## Start Supplied records

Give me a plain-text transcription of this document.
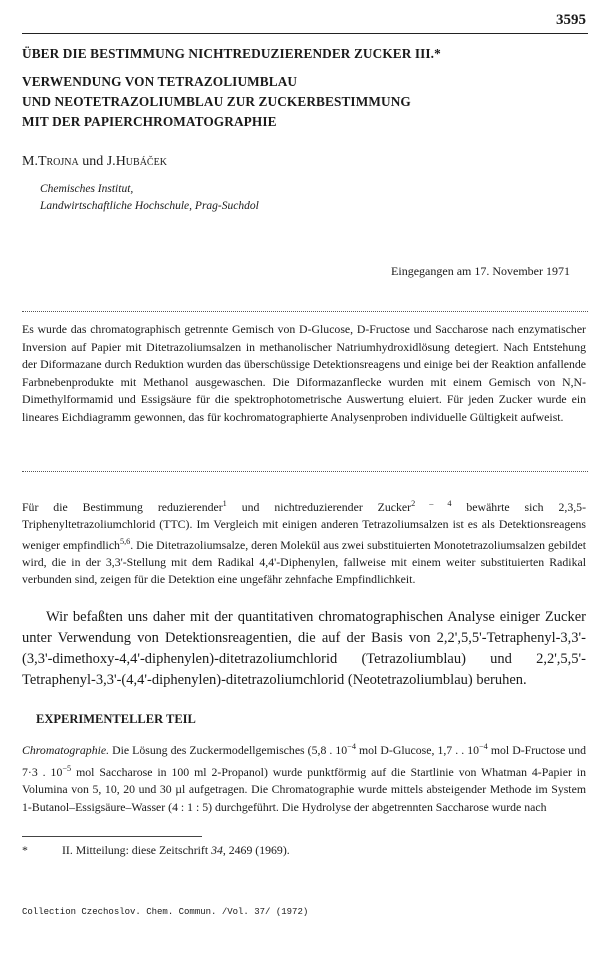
3595
ÜBER DIE BESTIMMUNG NICHTREDUZIERENDER ZUCKER III.*
VERWENDUNG VON TETRAZOLIUMBLAU
UND NEOTETRAZOLIUMBLAU ZUR ZUCKERBESTIMMUNG
MIT DER PAPIERCHROMATOGRAPHIE
M.Trojna und J.Hubáček
Chemisches Institut,
Landwirtschaftliche Hochschule, Prag-Suchdol
Eingegangen am 17. November 1971
Es wurde das chromatographisch getrennte Gemisch von D-Glucose, D-Fructose und Saccharose nach enzymatischer Inversion auf Papier mit Ditetrazoliumsalzen in methanolischer Natriumhydroxidlösung detegiert. Nach Entstehung der Diformazane durch Reduktion wurden das überschüssige Detektionsreagens und einige bei der Reaktion anfallende Farbnebenprodukte mit Methanol ausgewaschen. Die Diformazanflecke wurden mit einem Gemisch von N,N-Dimethylformamid und Essigsäure für die spektrophotometrische Auswertung eluiert. Für jeden Zucker wurde ein lineares Eichdiagramm gewonnen, das für kochromatographierte Analysenproben individuelle Gültigkeit aufweist.
Für die Bestimmung reduzierender$^1$ und nichtreduzierender Zucker$^{2 - 4}$ bewährte sich 2,3,5-Triphenyltetrazoliumchlorid (TTC). Im Vergleich mit einigen anderen Tetrazoliumsalzen ist es als Detektionsreagens weniger empfindlich$^{5,6}$. Die Ditetrazoliumsalze, deren Molekül aus zwei substituierten Monotetrazoliumsalzen gebildet wird, die in der 3,3'-Stellung mit dem Radikal 4,4'-Diphenylen, fallweise mit einem weiter substituierten Radikal verbunden sind, zeigen für die Detektion eine ungefähr zehnfache Empfindlichkeit.
Wir befaßten uns daher mit der quantitativen chromatographischen Analyse einiger Zucker unter Verwendung von Detektionsreagentien, die auf der Basis von 2,2',5,5'-Tetraphenyl-3,3'-(3,3'-dimethoxy-4,4'-diphenylen)-ditetrazoliumchlorid (Tetrazoliumblau) und 2,2',5,5'-Tetraphenyl-3,3'-(4,4'-diphenylen)-ditetrazoliumchlorid (Neotetrazoliumblau) beruhen.
EXPERIMENTELLER TEIL
Chromatographie. Die Lösung des Zuckermodellgemisches (5,8 . $10^{-4}$ mol D-Glucose, 1,7 . . $10^{-4}$ mol D-Fructose und 7·3 . $10^{-5}$ mol Saccharose in 100 ml 2-Propanol) wurde punktförmig auf die Startlinie von Whatman 4-Papier in Volumina von 5, 10, 20 und 30 µl aufgetragen. Die Chromatographie wurde mittels absteigender Methode im System 1-Butanol–Essigsäure–Wasser (4 : 1 : 5) durchgeführt. Die Hydrolyse der abgetrennten Saccharose wurde nach
*	II. Mitteilung: diese Zeitschrift 34, 2469 (1969).
Collection Czechoslov. Chem. Commun. /Vol. 37/ (1972)
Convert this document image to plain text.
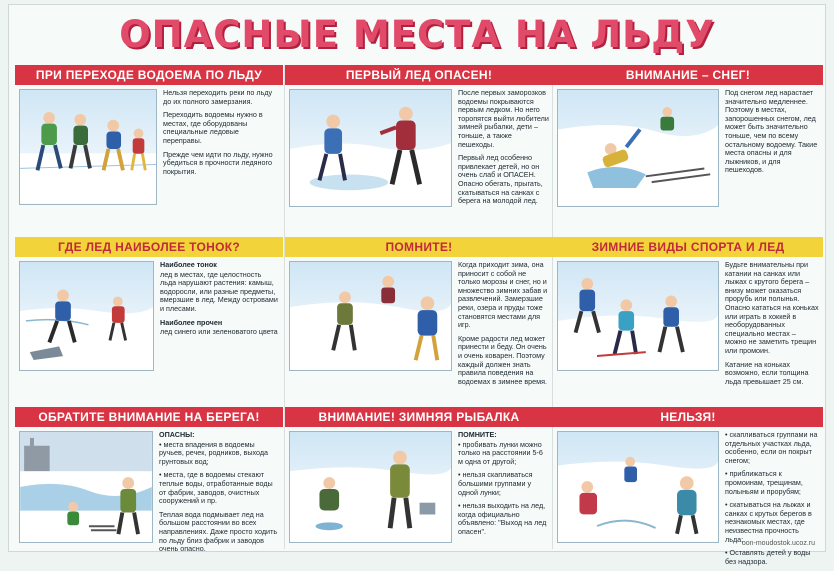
ОПАСНЫЕ МЕСТА НА ЛЬДУ
ПРИ ПЕРЕХОДЕ ВОДОЕМА ПО ЛЬДУ

Нельзя переходить реки по льду до их полного замерзания.

Переходить водоемы нужно в местах, где оборудованы специальные ледовые переправы.

Прежде чем идти по льду, нужно убедиться в прочности ледяного покрытия.

ПЕРВЫЙ ЛЕД ОПАСЕН!

После первых заморозков водоемы покрываются первым ледком. Но него торопятся выйти любители зимней рыбалки, дети – тоньше, а также пешеходы.

Первый лед особенно привлекает детей, но он очень слаб и ОПАСЕН. Опасно обегать, прыгать, скатываться на санках с берега на молодой лед.

ВНИМАНИЕ – СНЕГ!

Под снегом лед нарастает значительно медленнее. Поэтому в местах, запорошенных снегом, лед может быть значительно тоньше, чем по всему остальному водоему. Такие места опасны и для лыжников, и для пешеходов.

ГДЕ ЛЕД НАИБОЛЕЕ ТОНОК?

Наиболее тонок

лед в местах, где целостность льда нарушают растения: камыш, водоросли, или разные предметы, вмерзшие в лед. Между островами и плесами.

Наиболее прочен

лед синего или зеленоватого цвета

ПОМНИТЕ!

Когда приходит зима, она приносит с собой не только морозы и снег, но и множество зимних забав и развлечений. Замерзшие реки, озера и пруды тоже становятся местами для игр.

Кроме радости лед может принести и беду. Он очень и очень коварен. Поэтому каждый должен знать правила поведения на водоемах в зимнее время.

ЗИМНИЕ ВИДЫ СПОРТА И ЛЕД

Будьте внимательны при катании на санках или лыжах с крутого берега – внизу может оказаться прорубь или полынья. Опасно кататься на коньках или играть в хоккей в необорудованных специально местах – можно не заметить трещин или промоин.

Катание на коньках возможно, если толщина льда превышает 25 см.

ОБРАТИТЕ ВНИМАНИЕ НА БЕРЕГА!

ОПАСНЫ:

• места впадения в водоемы ручьев, речек, родников, выхода грунтовых вод;

• места, где в водоемы стекают теплые воды, отработанные воды от фабрик, заводов, очистных сооружений и пр.

Теплая вода подмывает лед на большом расстоянии во всех направлениях. Даже просто ходить по льду близ фабрик и заводов очень опасно.

ВНИМАНИЕ! ЗИМНЯЯ РЫБАЛКА

ПОМНИТЕ:

• пробивать лунки можно только на расстоянии 5-6 м одна от другой;

• нельзя скапливаться большими группами у одной лунки;

• нельзя выходить на лед, когда официально объявлено: "Выход на лед опасен".

НЕЛЬЗЯ!

• скапливаться группами на отдельных участках льда, особенно, если он покрыт снегом;

• приближаться к промоинам, трещинам, полыньям и прорубям;

• скатываться на лыжах и санках с крутых берегов в незнакомых местах, где неизвестна прочность льда;

• Оставлять детей у воды без надзора.

oon-moudostok.ucoz.ru
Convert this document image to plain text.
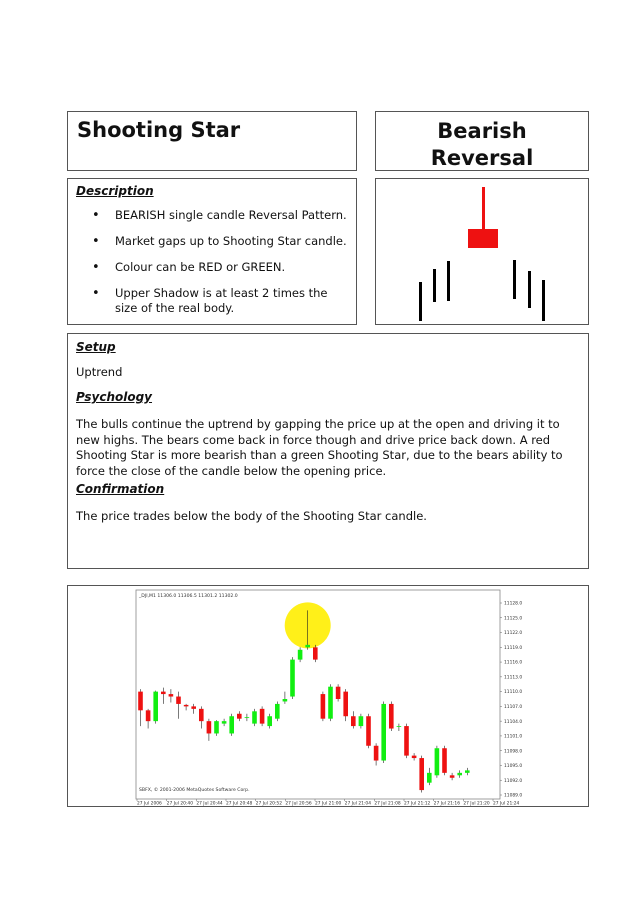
Shooting Star	Bearish
Reversal
Description
• BEARISH single candle Reversal Pattern.
• Market gaps up to Shooting Star candle.
• Colour can be RED or GREEN.
• Upper Shadow is at least 2 times the size of the real body.
Setup
Uptrend
Psychology
The bulls continue the uptrend by gapping the price up at the open and driving it to new highs. The bears come back in force though and drive price back down. A red Shooting Star is more bearish than a green Shooting Star, due to the bears ability to force the close of the candle below the opening price.
Confirmation
The price trades below the body of the Shooting Star candle.
_DJI,M1 11306.0 11306.5 11301.2 11302.0
SBFX, © 2001-2006 MetaQuotes Software Corp.
11128.0
11125.0
11122.0
11119.0
11116.0
11113.0
11110.0
11107.0
11104.0
11101.0
11098.0
11095.0
11092.0
11089.0
27 Jul 2006 27 Jul 20:40 27 Jul 20:44 27 Jul 20:48 27 Jul 20:52 27 Jul 20:56 27 Jul 21:00 27 Jul 21:04 27 Jul 21:08 27 Jul 21:12 27 Jul 21:16 27 Jul 21:20 27 Jul 21:24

## End Supplied records

What the task asks -
Omit any images, then output the listing exactly.

Response for this exercise -
Give me a plain-text transcription of this document.
3595
ÜBER DIE BESTIMMUNG NICHTREDUZIERENDER ZUCKER III.*
VERWENDUNG VON TETRAZOLIUMBLAU
UND NEOTETRAZOLIUMBLAU ZUR ZUCKERBESTIMMUNG
MIT DER PAPIERCHROMATOGRAPHIE
M.Trojna und J.Hubáček
Chemisches Institut,
Landwirtschaftliche Hochschule, Prag-Suchdol
Eingegangen am 17. November 1971
Es wurde das chromatographisch getrennte Gemisch von D-Glucose, D-Fructose und Saccharose nach enzymatischer Inversion auf Papier mit Ditetrazoliumsalzen in methanolischer Natriumhydroxidlösung detegiert. Nach Entstehung der Diformazane durch Reduktion wurden das überschüssige Detektionsreagens und einige bei der Reaktion anfallende Farbnebenprodukte mit Methanol ausgewaschen. Die Diformazanflecke wurden mit einem Gemisch von N,N-Dimethylformamid und Essigsäure für die spektrophotometrische Auswertung eluiert. Für jeden Zucker wurde ein lineares Eichdiagramm gewonnen, das für kochromatographierte Analysenproben individuelle Gültigkeit aufweist.
Für die Bestimmung reduzierender$^1$ und nichtreduzierender Zucker$^{2 - 4}$ bewährte sich 2,3,5-Triphenyltetrazoliumchlorid (TTC). Im Vergleich mit einigen anderen Tetrazoliumsalzen ist es als Detektionsreagens weniger empfindlich$^{5,6}$. Die Ditetrazoliumsalze, deren Molekül aus zwei substituierten Monotetrazoliumsalzen gebildet wird, die in der 3,3'-Stellung mit dem Radikal 4,4'-Diphenylen, fallweise mit einem weiter substituierten Radikal verbunden sind, zeigen für die Detektion eine ungefähr zehnfache Empfindlichkeit.
Wir befaßten uns daher mit der quantitativen chromatographischen Analyse einiger Zucker unter Verwendung von Detektionsreagentien, die auf der Basis von 2,2',5,5'-Tetraphenyl-3,3'-(3,3'-dimethoxy-4,4'-diphenylen)-ditetrazoliumchlorid (Tetrazoliumblau) und 2,2',5,5'-Tetraphenyl-3,3'-(4,4'-diphenylen)-ditetrazoliumchlorid (Neotetrazoliumblau) beruhen.
EXPERIMENTELLER TEIL
Chromatographie. Die Lösung des Zuckermodellgemisches (5,8 . $10^{-4}$ mol D-Glucose, 1,7 . . $10^{-4}$ mol D-Fructose und 7·3 . $10^{-5}$ mol Saccharose in 100 ml 2-Propanol) wurde punktförmig auf die Startlinie von Whatman 4-Papier in Volumina von 5, 10, 20 und 30 µl aufgetragen. Die Chromatographie wurde mittels absteigender Methode im System 1-Butanol–Essigsäure–Wasser (4 : 1 : 5) durchgeführt. Die Hydrolyse der abgetrennten Saccharose wurde nach
*	II. Mitteilung: diese Zeitschrift 34, 2469 (1969).
Collection Czechoslov. Chem. Commun. /Vol. 37/ (1972)
Convert this document image to plain text.
ОПАСНЫЕ МЕСТА НА ЛЬДУ
ПРИ ПЕРЕХОДЕ ВОДОЕМА ПО ЛЬДУ

Нельзя переходить реки по льду до их полного замерзания.

Переходить водоемы нужно в местах, где оборудованы специальные ледовые переправы.

Прежде чем идти по льду, нужно убедиться в прочности ледяного покрытия.

ПЕРВЫЙ ЛЕД ОПАСЕН!

После первых заморозков водоемы покрываются первым ледком. Но него торопятся выйти любители зимней рыбалки, дети – тоньше, а также пешеходы.

Первый лед особенно привлекает детей, но он очень слаб и ОПАСЕН. Опасно обегать, прыгать, скатываться на санках с берега на молодой лед.

ВНИМАНИЕ – СНЕГ!

Под снегом лед нарастает значительно медленнее. Поэтому в местах, запорошенных снегом, лед может быть значительно тоньше, чем по всему остальному водоему. Такие места опасны и для лыжников, и для пешеходов.

ГДЕ ЛЕД НАИБОЛЕЕ ТОНОК?

Наиболее тонок

лед в местах, где целостность льда нарушают растения: камыш, водоросли, или разные предметы, вмерзшие в лед. Между островами и плесами.

Наиболее прочен

лед синего или зеленоватого цвета

ПОМНИТЕ!

Когда приходит зима, она приносит с собой не только морозы и снег, но и множество зимних забав и развлечений. Замерзшие реки, озера и пруды тоже становятся местами для игр.

Кроме радости лед может принести и беду. Он очень и очень коварен. Поэтому каждый должен знать правила поведения на водоемах в зимнее время.

ЗИМНИЕ ВИДЫ СПОРТА И ЛЕД

Будьте внимательны при катании на санках или лыжах с крутого берега – внизу может оказаться прорубь или полынья. Опасно кататься на коньках или играть в хоккей в необорудованных специально местах – можно не заметить трещин или промоин.

Катание на коньках возможно, если толщина льда превышает 25 см.

ОБРАТИТЕ ВНИМАНИЕ НА БЕРЕГА!

ОПАСНЫ:

• места впадения в водоемы ручьев, речек, родников, выхода грунтовых вод;

• места, где в водоемы стекают теплые воды, отработанные воды от фабрик, заводов, очистных сооружений и пр.

Теплая вода подмывает лед на большом расстоянии во всех направлениях. Даже просто ходить по льду близ фабрик и заводов очень опасно.

ВНИМАНИЕ! ЗИМНЯЯ РЫБАЛКА

ПОМНИТЕ:

• пробивать лунки можно только на расстоянии 5-6 м одна от другой;

• нельзя скапливаться большими группами у одной лунки;

• нельзя выходить на лед, когда официально объявлено: "Выход на лед опасен".

НЕЛЬЗЯ!

• скапливаться группами на отдельных участках льда, особенно, если он покрыт снегом;

• приближаться к промоинам, трещинам, полыньям и прорубям;

• скатываться на лыжах и санках с крутых берегов в незнакомых местах, где неизвестна прочность льда;

• Оставлять детей у воды без надзора.

oon-moudostok.ucoz.ru
Convert this document image to plain text.
Shooting Star	Bearish
Reversal
Description
• BEARISH single candle Reversal Pattern.
• Market gaps up to Shooting Star candle.
• Colour can be RED or GREEN.
• Upper Shadow is at least 2 times the size of the real body.
Setup
Uptrend
Psychology
The bulls continue the uptrend by gapping the price up at the open and driving it to new highs. The bears come back in force though and drive price back down. A red Shooting Star is more bearish than a green Shooting Star, due to the bears ability to force the close of the candle below the opening price.
Confirmation
The price trades below the body of the Shooting Star candle.
_DJI,M1 11306.0 11306.5 11301.2 11302.0
SBFX, © 2001-2006 MetaQuotes Software Corp.
11128.0
11125.0
11122.0
11119.0
11116.0
11113.0
11110.0
11107.0
11104.0
11101.0
11098.0
11095.0
11092.0
11089.0
27 Jul 2006 27 Jul 20:40 27 Jul 20:44 27 Jul 20:48 27 Jul 20:52 27 Jul 20:56 27 Jul 21:00 27 Jul 21:04 27 Jul 21:08 27 Jul 21:12 27 Jul 21:16 27 Jul 21:20 27 Jul 21:24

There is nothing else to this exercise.